Work to do:
Identify every line in the records below that contains the word "text", and reproduce each one.

Given entries:

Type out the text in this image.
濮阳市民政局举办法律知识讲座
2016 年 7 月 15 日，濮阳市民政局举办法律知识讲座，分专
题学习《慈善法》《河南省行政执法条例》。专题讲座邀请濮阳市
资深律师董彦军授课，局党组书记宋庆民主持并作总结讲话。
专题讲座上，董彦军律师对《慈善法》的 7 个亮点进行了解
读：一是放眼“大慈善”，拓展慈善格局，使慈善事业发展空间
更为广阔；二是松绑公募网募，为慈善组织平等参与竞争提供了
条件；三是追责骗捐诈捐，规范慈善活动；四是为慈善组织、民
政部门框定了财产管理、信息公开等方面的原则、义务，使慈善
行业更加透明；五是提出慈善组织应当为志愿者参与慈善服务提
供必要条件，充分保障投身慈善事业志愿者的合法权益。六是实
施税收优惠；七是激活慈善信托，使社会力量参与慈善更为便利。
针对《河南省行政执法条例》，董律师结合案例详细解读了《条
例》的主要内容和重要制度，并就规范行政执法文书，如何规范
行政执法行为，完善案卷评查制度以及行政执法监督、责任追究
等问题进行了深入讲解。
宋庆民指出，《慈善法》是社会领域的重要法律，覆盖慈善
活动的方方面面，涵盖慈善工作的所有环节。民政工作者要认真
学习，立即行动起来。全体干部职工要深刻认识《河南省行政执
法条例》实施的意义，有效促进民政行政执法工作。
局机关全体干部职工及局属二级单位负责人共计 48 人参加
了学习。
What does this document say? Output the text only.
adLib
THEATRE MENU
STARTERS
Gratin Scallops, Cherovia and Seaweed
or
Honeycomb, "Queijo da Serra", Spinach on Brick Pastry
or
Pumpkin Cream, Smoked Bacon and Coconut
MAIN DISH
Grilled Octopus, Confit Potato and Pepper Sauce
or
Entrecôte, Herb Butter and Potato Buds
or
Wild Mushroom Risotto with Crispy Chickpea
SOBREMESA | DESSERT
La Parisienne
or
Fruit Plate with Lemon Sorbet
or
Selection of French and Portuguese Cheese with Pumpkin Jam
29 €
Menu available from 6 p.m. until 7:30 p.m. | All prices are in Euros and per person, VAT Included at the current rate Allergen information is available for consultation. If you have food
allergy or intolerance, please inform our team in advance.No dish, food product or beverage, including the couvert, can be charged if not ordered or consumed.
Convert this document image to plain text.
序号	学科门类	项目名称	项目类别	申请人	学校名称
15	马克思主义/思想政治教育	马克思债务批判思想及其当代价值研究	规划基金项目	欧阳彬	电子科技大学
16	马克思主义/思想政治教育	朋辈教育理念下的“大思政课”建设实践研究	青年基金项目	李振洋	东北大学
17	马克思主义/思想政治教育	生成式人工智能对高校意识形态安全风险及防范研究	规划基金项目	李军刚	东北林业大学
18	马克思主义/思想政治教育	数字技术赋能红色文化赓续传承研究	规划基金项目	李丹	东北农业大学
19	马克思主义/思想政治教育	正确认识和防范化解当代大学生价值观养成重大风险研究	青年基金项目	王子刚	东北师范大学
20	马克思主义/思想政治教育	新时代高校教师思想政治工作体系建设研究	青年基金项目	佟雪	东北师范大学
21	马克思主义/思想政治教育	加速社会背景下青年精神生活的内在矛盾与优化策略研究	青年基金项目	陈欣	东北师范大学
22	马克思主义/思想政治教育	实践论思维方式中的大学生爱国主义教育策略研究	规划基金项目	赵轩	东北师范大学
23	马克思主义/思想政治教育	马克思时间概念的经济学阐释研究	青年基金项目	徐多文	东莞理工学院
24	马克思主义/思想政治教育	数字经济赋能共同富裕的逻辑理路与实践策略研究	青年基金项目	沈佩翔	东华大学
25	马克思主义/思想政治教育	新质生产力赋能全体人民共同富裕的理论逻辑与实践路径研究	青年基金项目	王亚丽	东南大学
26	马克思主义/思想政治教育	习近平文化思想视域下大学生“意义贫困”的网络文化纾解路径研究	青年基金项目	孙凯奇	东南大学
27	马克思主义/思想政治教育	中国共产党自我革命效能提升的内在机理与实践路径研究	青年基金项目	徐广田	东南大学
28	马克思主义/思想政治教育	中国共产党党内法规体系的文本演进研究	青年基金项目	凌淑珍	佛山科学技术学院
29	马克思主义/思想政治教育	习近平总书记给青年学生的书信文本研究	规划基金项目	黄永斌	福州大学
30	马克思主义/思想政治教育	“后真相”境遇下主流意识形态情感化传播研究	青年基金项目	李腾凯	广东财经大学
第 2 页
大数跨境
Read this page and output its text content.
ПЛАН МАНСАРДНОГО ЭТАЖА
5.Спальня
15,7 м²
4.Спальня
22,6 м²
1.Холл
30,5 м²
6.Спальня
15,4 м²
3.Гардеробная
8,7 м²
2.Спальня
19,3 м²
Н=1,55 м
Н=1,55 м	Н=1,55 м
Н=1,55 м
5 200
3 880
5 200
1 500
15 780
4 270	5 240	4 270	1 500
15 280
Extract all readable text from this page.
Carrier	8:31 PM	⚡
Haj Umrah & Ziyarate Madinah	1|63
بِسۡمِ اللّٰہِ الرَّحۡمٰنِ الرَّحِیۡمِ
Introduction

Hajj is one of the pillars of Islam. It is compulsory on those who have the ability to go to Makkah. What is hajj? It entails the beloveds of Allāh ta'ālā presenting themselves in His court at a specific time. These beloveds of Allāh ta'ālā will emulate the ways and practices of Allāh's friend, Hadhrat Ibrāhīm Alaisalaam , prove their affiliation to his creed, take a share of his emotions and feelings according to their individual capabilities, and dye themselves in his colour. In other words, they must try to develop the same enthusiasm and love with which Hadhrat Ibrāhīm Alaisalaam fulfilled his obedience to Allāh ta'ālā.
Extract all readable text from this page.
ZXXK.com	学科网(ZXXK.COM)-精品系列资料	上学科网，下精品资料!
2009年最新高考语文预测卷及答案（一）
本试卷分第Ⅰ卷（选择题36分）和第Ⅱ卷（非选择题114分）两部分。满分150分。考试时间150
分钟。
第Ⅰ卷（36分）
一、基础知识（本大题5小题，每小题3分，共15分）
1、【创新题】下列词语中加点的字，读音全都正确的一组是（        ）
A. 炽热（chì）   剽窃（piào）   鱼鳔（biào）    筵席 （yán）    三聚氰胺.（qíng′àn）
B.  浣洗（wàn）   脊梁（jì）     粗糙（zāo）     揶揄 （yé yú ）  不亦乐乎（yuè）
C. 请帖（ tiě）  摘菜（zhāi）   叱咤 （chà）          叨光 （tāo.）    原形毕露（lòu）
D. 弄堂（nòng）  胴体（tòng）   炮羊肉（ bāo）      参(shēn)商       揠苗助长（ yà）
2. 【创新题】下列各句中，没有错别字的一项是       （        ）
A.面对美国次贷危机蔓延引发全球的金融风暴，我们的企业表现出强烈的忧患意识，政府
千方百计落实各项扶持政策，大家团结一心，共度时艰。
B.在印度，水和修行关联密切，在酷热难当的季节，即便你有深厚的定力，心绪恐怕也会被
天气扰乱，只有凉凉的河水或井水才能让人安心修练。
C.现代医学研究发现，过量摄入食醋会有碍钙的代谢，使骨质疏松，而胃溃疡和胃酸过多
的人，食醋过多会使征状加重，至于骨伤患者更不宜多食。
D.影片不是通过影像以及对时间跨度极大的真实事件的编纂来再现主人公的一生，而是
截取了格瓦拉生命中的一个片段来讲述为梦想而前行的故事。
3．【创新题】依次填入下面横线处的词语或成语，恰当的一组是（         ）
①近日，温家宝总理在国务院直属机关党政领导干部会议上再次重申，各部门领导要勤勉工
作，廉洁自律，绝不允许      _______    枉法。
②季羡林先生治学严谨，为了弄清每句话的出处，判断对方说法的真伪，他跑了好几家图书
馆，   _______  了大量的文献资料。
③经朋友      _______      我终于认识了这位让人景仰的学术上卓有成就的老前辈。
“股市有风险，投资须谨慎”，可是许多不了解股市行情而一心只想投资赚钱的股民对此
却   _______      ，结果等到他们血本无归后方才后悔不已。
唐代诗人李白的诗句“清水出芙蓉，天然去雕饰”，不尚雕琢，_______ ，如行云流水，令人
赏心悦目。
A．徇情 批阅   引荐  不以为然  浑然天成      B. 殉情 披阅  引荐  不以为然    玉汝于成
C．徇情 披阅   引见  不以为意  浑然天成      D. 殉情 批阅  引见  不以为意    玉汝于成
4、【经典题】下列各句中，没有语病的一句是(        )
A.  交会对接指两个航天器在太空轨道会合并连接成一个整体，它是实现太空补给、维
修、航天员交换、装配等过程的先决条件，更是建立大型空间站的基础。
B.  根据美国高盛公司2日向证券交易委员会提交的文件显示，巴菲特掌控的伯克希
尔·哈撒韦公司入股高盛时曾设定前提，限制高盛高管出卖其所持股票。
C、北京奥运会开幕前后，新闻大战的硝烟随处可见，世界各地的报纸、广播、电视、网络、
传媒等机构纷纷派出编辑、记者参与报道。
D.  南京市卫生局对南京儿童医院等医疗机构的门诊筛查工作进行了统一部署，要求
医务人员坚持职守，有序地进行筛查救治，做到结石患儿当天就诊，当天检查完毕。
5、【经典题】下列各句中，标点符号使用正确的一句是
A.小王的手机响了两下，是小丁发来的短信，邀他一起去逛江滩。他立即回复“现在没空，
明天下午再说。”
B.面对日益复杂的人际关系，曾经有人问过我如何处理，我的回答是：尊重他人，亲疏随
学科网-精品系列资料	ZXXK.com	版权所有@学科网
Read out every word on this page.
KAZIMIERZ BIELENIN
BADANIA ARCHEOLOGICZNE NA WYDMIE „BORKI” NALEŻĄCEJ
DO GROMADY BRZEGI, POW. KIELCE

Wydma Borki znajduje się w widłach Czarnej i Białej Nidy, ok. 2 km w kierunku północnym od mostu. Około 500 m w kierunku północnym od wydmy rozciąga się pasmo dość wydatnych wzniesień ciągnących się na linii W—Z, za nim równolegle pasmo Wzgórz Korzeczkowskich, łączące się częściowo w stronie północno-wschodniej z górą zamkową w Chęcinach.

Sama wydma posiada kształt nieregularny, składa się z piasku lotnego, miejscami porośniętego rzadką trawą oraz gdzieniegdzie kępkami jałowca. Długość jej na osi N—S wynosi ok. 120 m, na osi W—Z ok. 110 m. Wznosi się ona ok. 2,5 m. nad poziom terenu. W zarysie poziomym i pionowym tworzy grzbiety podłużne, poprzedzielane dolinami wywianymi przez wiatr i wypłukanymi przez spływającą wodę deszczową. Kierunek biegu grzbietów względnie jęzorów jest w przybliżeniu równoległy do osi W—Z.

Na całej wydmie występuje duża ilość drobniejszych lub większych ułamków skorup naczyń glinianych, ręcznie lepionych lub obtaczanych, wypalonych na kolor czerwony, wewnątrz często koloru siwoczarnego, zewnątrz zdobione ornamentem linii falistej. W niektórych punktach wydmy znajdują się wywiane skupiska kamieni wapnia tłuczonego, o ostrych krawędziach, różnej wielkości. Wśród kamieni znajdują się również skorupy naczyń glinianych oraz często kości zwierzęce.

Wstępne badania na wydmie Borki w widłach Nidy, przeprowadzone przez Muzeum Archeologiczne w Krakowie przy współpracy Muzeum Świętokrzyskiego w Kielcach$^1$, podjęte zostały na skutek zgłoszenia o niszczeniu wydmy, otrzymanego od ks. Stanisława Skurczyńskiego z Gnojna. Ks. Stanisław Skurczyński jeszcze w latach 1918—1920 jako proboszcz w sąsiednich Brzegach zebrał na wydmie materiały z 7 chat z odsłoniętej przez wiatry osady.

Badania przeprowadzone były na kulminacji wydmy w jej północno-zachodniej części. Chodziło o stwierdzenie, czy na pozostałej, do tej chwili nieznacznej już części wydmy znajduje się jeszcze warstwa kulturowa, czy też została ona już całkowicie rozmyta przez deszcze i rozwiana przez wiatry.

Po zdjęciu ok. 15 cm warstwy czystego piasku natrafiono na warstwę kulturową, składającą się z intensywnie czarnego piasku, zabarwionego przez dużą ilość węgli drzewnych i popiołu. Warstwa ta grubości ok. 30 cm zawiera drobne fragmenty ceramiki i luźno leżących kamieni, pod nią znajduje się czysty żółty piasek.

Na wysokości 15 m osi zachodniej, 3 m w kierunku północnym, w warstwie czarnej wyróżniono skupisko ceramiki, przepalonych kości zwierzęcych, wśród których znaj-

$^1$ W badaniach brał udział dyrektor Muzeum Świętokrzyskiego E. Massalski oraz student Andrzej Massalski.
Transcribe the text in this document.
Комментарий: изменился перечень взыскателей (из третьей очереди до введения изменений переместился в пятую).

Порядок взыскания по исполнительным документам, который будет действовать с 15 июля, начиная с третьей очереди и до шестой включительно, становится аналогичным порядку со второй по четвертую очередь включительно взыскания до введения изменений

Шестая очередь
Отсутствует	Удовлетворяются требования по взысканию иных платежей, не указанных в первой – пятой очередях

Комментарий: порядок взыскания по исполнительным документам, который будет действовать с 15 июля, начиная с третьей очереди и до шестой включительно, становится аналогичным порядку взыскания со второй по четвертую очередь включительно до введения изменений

Response to this exercise:
Type out the text in this image.
What does this document say? Output the text only.
Convert this document image to plain text.
Read this page and output its text content.
Extract all readable text from this page.
Extract all readable text from this page.
Transcribe the text in this document.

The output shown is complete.